--- begin ---

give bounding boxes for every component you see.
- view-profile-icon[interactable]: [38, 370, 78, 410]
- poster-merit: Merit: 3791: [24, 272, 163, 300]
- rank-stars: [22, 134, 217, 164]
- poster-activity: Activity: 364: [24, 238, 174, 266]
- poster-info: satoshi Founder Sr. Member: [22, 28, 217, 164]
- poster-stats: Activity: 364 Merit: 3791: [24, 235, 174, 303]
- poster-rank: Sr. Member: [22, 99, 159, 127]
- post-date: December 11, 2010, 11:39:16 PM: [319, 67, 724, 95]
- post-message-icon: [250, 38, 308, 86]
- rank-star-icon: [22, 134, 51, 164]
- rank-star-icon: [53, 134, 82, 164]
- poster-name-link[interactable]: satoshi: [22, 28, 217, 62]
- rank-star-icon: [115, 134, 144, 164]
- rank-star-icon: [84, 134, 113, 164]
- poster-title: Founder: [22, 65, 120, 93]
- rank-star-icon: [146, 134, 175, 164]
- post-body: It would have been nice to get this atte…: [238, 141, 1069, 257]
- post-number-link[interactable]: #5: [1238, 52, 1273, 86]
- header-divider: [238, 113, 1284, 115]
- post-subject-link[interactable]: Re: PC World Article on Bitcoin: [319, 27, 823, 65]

--- end ---

§ **THE TASK**
Pull out every line in the records that contains the word "Member", matching uppercase and lowercase exactly.

§ **SOLUTION FOR THIS TASK**
- poster-info: satoshi Founder Sr. Member: [22, 28, 217, 164]
- poster-rank: Sr. Member: [22, 99, 159, 127]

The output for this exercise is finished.